**TASK**: Restate the entire listing word for word.

**GIVEN ENTRIES**:
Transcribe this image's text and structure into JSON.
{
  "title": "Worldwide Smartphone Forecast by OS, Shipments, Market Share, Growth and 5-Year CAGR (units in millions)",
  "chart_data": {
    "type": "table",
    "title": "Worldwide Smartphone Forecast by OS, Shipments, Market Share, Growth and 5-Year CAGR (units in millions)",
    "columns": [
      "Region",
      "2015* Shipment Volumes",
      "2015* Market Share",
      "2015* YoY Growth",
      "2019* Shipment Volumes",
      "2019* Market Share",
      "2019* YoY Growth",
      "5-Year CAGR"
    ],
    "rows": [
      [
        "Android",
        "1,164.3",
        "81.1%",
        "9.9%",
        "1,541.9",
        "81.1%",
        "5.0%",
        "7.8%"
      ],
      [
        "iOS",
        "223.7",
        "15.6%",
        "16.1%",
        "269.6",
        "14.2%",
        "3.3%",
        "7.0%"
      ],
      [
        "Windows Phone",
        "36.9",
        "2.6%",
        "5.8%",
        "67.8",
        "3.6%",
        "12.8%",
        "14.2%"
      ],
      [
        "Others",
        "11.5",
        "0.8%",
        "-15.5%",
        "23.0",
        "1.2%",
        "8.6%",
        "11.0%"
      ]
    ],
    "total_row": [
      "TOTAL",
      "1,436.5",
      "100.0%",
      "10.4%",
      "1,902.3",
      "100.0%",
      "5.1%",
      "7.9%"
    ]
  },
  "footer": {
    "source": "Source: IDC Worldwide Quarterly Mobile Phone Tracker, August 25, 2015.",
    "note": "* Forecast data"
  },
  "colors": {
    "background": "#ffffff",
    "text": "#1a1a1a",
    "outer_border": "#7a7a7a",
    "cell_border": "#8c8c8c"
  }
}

**OUTPUT FOR THIS EXERCISE**:
Transcribe this image's text and structure into JSON.
{
  "title": "Worldwide Smartphone Forecast by OS, Shipments, Market Share, Growth and 5-Year CAGR (units in millions)",
  "chart_data": {
    "type": "table",
    "title": "Worldwide Smartphone Forecast by OS, Shipments, Market Share, Growth and 5-Year CAGR (units in millions)",
    "columns": [
      "Region",
      "2015* Shipment Volumes",
      "2015* Market Share",
      "2015* YoY Growth",
      "2019* Shipment Volumes",
      "2019* Market Share",
      "2019* YoY Growth",
      "5-Year CAGR"
    ],
    "rows": [
      [
        "Android",
        "1,164.3",
        "81.1%",
        "9.9%",
        "1,541.9",
        "81.1%",
        "5.0%",
        "7.8%"
      ],
      [
        "iOS",
        "223.7",
        "15.6%",
        "16.1%",
        "269.6",
        "14.2%",
        "3.3%",
        "7.0%"
      ],
      [
        "Windows Phone",
        "36.9",
        "2.6%",
        "5.8%",
        "67.8",
        "3.6%",
        "12.8%",
        "14.2%"
      ],
      [
        "Others",
        "11.5",
        "0.8%",
        "-15.5%",
        "23.0",
        "1.2%",
        "8.6%",
        "11.0%"
      ]
    ],
    "total_row": [
      "TOTAL",
      "1,436.5",
      "100.0%",
      "10.4%",
      "1,902.3",
      "100.0%",
      "5.1%",
      "7.9%"
    ]
  },
  "footer": {
    "source": "Source: IDC Worldwide Quarterly Mobile Phone Tracker, August 25, 2015.",
    "note": "* Forecast data"
  },
  "colors": {
    "background": "#ffffff",
    "text": "#1a1a1a",
    "outer_border": "#7a7a7a",
    "cell_border": "#8c8c8c"
  }
}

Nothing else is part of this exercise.